PROBLEM: Reproduce the entries unchanged, starting at the line that contains "List UI elements" and ending at the line that contains "cabo-verde-islands: [376, 346, 502, 463]", with both of those lines included. Leave out the pictures.

DATASET ENTRIES:
━━━━━━━━

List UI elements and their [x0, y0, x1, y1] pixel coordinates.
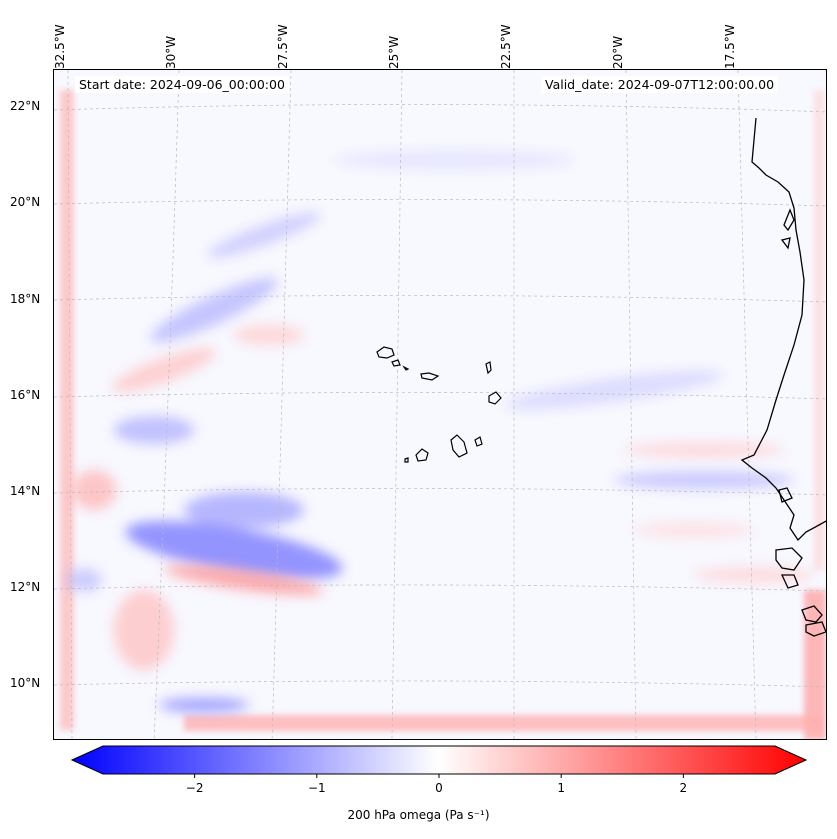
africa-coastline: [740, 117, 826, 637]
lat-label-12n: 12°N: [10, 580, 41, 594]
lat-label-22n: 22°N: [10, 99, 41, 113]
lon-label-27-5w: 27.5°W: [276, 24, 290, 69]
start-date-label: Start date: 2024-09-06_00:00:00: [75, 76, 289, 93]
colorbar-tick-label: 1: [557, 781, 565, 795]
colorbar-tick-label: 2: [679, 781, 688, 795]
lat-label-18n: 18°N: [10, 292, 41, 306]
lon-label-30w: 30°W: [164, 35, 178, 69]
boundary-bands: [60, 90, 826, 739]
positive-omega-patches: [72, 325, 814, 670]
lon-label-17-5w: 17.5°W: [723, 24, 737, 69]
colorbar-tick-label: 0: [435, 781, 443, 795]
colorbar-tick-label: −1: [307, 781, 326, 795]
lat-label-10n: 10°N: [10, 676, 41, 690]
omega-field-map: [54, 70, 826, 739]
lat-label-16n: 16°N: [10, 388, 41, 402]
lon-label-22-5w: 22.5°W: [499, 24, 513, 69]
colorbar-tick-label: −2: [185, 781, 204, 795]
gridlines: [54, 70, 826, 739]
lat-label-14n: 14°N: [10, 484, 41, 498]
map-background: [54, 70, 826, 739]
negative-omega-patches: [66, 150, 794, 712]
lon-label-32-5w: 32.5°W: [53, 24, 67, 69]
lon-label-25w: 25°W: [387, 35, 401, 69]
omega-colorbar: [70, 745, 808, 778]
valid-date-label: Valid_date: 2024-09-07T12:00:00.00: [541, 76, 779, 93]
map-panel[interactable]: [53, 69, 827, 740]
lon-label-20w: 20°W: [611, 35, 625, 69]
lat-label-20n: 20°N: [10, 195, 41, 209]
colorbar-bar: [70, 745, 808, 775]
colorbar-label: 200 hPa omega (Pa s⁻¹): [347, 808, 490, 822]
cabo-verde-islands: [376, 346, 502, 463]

━━━━━━━━

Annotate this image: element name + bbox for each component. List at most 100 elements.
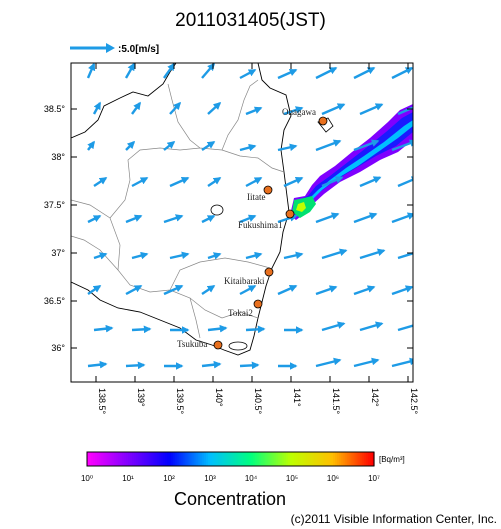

━━━━━━━━

OUTPUT OF THE TASK:
List UI elements and their [x0, y0, x1, y1] pixel coordinates.
africa-coastline: [740, 117, 826, 637]
lat-label-12n: 12°N: [10, 580, 41, 594]
lat-label-22n: 22°N: [10, 99, 41, 113]
lon-label-27-5w: 27.5°W: [276, 24, 290, 69]
start-date-label: Start date: 2024-09-06_00:00:00: [75, 76, 289, 93]
colorbar-tick-label: 1: [557, 781, 565, 795]
colorbar-tick-label: 2: [679, 781, 688, 795]
lat-label-18n: 18°N: [10, 292, 41, 306]
lon-label-30w: 30°W: [164, 35, 178, 69]
boundary-bands: [60, 90, 826, 739]
positive-omega-patches: [72, 325, 814, 670]
lon-label-17-5w: 17.5°W: [723, 24, 737, 69]
colorbar-tick-label: 0: [435, 781, 443, 795]
colorbar-tick-label: −1: [307, 781, 326, 795]
lat-label-10n: 10°N: [10, 676, 41, 690]
omega-field-map: [54, 70, 826, 739]
lat-label-16n: 16°N: [10, 388, 41, 402]
lon-label-22-5w: 22.5°W: [499, 24, 513, 69]
colorbar-tick-label: −2: [185, 781, 204, 795]
gridlines: [54, 70, 826, 739]
lat-label-14n: 14°N: [10, 484, 41, 498]
map-background: [54, 70, 826, 739]
negative-omega-patches: [66, 150, 794, 712]
lon-label-32-5w: 32.5°W: [53, 24, 67, 69]
lon-label-25w: 25°W: [387, 35, 401, 69]
omega-colorbar: [70, 745, 808, 778]
valid-date-label: Valid_date: 2024-09-07T12:00:00.00: [541, 76, 779, 93]
map-panel[interactable]: [53, 69, 827, 740]
lon-label-20w: 20°W: [611, 35, 625, 69]
lat-label-20n: 20°N: [10, 195, 41, 209]
colorbar-bar: [70, 745, 808, 775]
colorbar-label: 200 hPa omega (Pa s⁻¹): [347, 808, 490, 822]
cabo-verde-islands: [376, 346, 502, 463]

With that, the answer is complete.